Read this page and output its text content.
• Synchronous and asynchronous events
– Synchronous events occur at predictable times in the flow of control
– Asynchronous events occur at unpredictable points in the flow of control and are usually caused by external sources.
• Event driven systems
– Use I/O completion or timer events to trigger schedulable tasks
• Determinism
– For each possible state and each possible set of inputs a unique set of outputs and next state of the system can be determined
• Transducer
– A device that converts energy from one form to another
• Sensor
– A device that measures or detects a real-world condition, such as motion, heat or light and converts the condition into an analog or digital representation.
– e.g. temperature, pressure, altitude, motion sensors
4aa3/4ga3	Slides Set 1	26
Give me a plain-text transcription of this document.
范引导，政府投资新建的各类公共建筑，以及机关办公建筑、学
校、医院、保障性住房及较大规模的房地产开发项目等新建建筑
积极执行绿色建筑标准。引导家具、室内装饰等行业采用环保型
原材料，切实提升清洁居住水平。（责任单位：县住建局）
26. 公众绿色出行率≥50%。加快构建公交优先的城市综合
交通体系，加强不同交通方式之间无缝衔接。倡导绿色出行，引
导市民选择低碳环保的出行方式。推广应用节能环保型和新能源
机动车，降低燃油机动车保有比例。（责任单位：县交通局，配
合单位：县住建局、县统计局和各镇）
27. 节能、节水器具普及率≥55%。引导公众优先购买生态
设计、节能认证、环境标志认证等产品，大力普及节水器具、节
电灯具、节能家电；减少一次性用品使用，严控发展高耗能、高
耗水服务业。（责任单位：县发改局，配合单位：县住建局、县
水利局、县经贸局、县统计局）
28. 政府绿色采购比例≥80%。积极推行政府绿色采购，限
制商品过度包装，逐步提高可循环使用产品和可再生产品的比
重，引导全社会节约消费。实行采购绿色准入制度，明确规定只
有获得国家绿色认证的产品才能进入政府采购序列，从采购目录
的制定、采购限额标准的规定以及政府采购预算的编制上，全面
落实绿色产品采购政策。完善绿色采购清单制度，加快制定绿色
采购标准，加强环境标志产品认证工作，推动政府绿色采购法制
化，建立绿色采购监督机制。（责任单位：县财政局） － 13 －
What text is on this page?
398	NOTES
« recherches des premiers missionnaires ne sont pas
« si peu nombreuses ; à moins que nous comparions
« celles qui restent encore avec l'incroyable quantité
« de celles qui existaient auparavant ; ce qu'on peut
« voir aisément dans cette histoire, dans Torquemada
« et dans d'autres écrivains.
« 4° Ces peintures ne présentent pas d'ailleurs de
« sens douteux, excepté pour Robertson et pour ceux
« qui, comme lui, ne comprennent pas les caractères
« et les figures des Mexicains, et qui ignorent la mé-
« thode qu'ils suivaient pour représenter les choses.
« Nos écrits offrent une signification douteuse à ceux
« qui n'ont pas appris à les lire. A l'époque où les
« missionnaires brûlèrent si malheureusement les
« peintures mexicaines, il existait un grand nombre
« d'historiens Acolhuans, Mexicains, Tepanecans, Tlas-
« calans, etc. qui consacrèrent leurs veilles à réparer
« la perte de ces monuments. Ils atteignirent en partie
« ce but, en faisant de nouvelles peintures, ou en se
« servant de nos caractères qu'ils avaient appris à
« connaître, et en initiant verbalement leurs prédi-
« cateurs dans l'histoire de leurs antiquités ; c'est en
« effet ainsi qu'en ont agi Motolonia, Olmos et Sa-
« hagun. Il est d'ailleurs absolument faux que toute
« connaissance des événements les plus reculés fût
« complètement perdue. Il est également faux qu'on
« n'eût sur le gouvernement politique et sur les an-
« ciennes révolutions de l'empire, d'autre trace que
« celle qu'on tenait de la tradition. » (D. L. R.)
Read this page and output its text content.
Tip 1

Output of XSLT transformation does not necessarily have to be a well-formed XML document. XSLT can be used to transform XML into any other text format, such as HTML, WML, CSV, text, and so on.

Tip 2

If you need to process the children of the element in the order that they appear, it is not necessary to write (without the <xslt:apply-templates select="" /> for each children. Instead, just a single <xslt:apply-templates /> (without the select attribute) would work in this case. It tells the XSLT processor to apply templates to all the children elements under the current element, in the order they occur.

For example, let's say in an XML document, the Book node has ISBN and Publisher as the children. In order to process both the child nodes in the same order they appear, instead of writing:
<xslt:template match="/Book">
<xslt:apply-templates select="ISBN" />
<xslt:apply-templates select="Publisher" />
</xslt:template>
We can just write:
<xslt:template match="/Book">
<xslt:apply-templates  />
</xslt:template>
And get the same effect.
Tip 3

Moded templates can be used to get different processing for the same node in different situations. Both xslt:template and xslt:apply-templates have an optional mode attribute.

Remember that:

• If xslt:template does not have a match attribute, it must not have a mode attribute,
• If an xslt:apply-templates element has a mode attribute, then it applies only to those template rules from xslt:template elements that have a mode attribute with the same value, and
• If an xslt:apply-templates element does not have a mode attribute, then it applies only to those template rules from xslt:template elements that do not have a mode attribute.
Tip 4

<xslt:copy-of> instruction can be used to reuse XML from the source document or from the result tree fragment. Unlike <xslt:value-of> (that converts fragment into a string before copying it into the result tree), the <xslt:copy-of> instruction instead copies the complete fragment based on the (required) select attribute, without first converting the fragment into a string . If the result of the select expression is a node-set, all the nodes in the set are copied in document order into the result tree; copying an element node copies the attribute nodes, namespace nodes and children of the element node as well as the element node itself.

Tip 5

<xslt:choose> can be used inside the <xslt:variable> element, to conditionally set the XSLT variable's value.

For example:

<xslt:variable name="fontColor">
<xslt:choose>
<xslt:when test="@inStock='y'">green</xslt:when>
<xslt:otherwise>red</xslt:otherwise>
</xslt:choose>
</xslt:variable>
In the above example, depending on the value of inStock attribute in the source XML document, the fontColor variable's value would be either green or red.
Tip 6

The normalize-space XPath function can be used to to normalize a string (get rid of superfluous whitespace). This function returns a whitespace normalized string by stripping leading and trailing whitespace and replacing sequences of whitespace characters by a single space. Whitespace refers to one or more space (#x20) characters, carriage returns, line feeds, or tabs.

# What to do
Write out the records above again, keeping each one identical to the original.

# Result below
Read this page and output its text content.
• Synchronous and asynchronous events
– Synchronous events occur at predictable times in the flow of control
– Asynchronous events occur at unpredictable points in the flow of control and are usually caused by external sources.
• Event driven systems
– Use I/O completion or timer events to trigger schedulable tasks
• Determinism
– For each possible state and each possible set of inputs a unique set of outputs and next state of the system can be determined
• Transducer
– A device that converts energy from one form to another
• Sensor
– A device that measures or detects a real-world condition, such as motion, heat or light and converts the condition into an analog or digital representation.
– e.g. temperature, pressure, altitude, motion sensors
4aa3/4ga3	Slides Set 1	26
Give me a plain-text transcription of this document.
范引导，政府投资新建的各类公共建筑，以及机关办公建筑、学
校、医院、保障性住房及较大规模的房地产开发项目等新建建筑
积极执行绿色建筑标准。引导家具、室内装饰等行业采用环保型
原材料，切实提升清洁居住水平。（责任单位：县住建局）
26. 公众绿色出行率≥50%。加快构建公交优先的城市综合
交通体系，加强不同交通方式之间无缝衔接。倡导绿色出行，引
导市民选择低碳环保的出行方式。推广应用节能环保型和新能源
机动车，降低燃油机动车保有比例。（责任单位：县交通局，配
合单位：县住建局、县统计局和各镇）
27. 节能、节水器具普及率≥55%。引导公众优先购买生态
设计、节能认证、环境标志认证等产品，大力普及节水器具、节
电灯具、节能家电；减少一次性用品使用，严控发展高耗能、高
耗水服务业。（责任单位：县发改局，配合单位：县住建局、县
水利局、县经贸局、县统计局）
28. 政府绿色采购比例≥80%。积极推行政府绿色采购，限
制商品过度包装，逐步提高可循环使用产品和可再生产品的比
重，引导全社会节约消费。实行采购绿色准入制度，明确规定只
有获得国家绿色认证的产品才能进入政府采购序列，从采购目录
的制定、采购限额标准的规定以及政府采购预算的编制上，全面
落实绿色产品采购政策。完善绿色采购清单制度，加快制定绿色
采购标准，加强环境标志产品认证工作，推动政府绿色采购法制
化，建立绿色采购监督机制。（责任单位：县财政局） － 13 －
What text is on this page?
398	NOTES
« recherches des premiers missionnaires ne sont pas
« si peu nombreuses ; à moins que nous comparions
« celles qui restent encore avec l'incroyable quantité
« de celles qui existaient auparavant ; ce qu'on peut
« voir aisément dans cette histoire, dans Torquemada
« et dans d'autres écrivains.
« 4° Ces peintures ne présentent pas d'ailleurs de
« sens douteux, excepté pour Robertson et pour ceux
« qui, comme lui, ne comprennent pas les caractères
« et les figures des Mexicains, et qui ignorent la mé-
« thode qu'ils suivaient pour représenter les choses.
« Nos écrits offrent une signification douteuse à ceux
« qui n'ont pas appris à les lire. A l'époque où les
« missionnaires brûlèrent si malheureusement les
« peintures mexicaines, il existait un grand nombre
« d'historiens Acolhuans, Mexicains, Tepanecans, Tlas-
« calans, etc. qui consacrèrent leurs veilles à réparer
« la perte de ces monuments. Ils atteignirent en partie
« ce but, en faisant de nouvelles peintures, ou en se
« servant de nos caractères qu'ils avaient appris à
« connaître, et en initiant verbalement leurs prédi-
« cateurs dans l'histoire de leurs antiquités ; c'est en
« effet ainsi qu'en ont agi Motolonia, Olmos et Sa-
« hagun. Il est d'ailleurs absolument faux que toute
« connaissance des événements les plus reculés fût
« complètement perdue. Il est également faux qu'on
« n'eût sur le gouvernement politique et sur les an-
« ciennes révolutions de l'empire, d'autre trace que
« celle qu'on tenait de la tradition. » (D. L. R.)
Read this page and output its text content.
Tip 1

Output of XSLT transformation does not necessarily have to be a well-formed XML document. XSLT can be used to transform XML into any other text format, such as HTML, WML, CSV, text, and so on.

Tip 2

If you need to process the children of the element in the order that they appear, it is not necessary to write (without the <xslt:apply-templates select="" /> for each children. Instead, just a single <xslt:apply-templates /> (without the select attribute) would work in this case. It tells the XSLT processor to apply templates to all the children elements under the current element, in the order they occur.

For example, let's say in an XML document, the Book node has ISBN and Publisher as the children. In order to process both the child nodes in the same order they appear, instead of writing:
<xslt:template match="/Book">
<xslt:apply-templates select="ISBN" />
<xslt:apply-templates select="Publisher" />
</xslt:template>
We can just write:
<xslt:template match="/Book">
<xslt:apply-templates  />
</xslt:template>
And get the same effect.
Tip 3

Moded templates can be used to get different processing for the same node in different situations. Both xslt:template and xslt:apply-templates have an optional mode attribute.

Remember that:

• If xslt:template does not have a match attribute, it must not have a mode attribute,
• If an xslt:apply-templates element has a mode attribute, then it applies only to those template rules from xslt:template elements that have a mode attribute with the same value, and
• If an xslt:apply-templates element does not have a mode attribute, then it applies only to those template rules from xslt:template elements that do not have a mode attribute.
Tip 4

<xslt:copy-of> instruction can be used to reuse XML from the source document or from the result tree fragment. Unlike <xslt:value-of> (that converts fragment into a string before copying it into the result tree), the <xslt:copy-of> instruction instead copies the complete fragment based on the (required) select attribute, without first converting the fragment into a string . If the result of the select expression is a node-set, all the nodes in the set are copied in document order into the result tree; copying an element node copies the attribute nodes, namespace nodes and children of the element node as well as the element node itself.

Tip 5

<xslt:choose> can be used inside the <xslt:variable> element, to conditionally set the XSLT variable's value.

For example:

<xslt:variable name="fontColor">
<xslt:choose>
<xslt:when test="@inStock='y'">green</xslt:when>
<xslt:otherwise>red</xslt:otherwise>
</xslt:choose>
</xslt:variable>
In the above example, depending on the value of inStock attribute in the source XML document, the fontColor variable's value would be either green or red.
Tip 6

The normalize-space XPath function can be used to to normalize a string (get rid of superfluous whitespace). This function returns a whitespace normalized string by stripping leading and trailing whitespace and replacing sequences of whitespace characters by a single space. Whitespace refers to one or more space (#x20) characters, carriage returns, line feeds, or tabs.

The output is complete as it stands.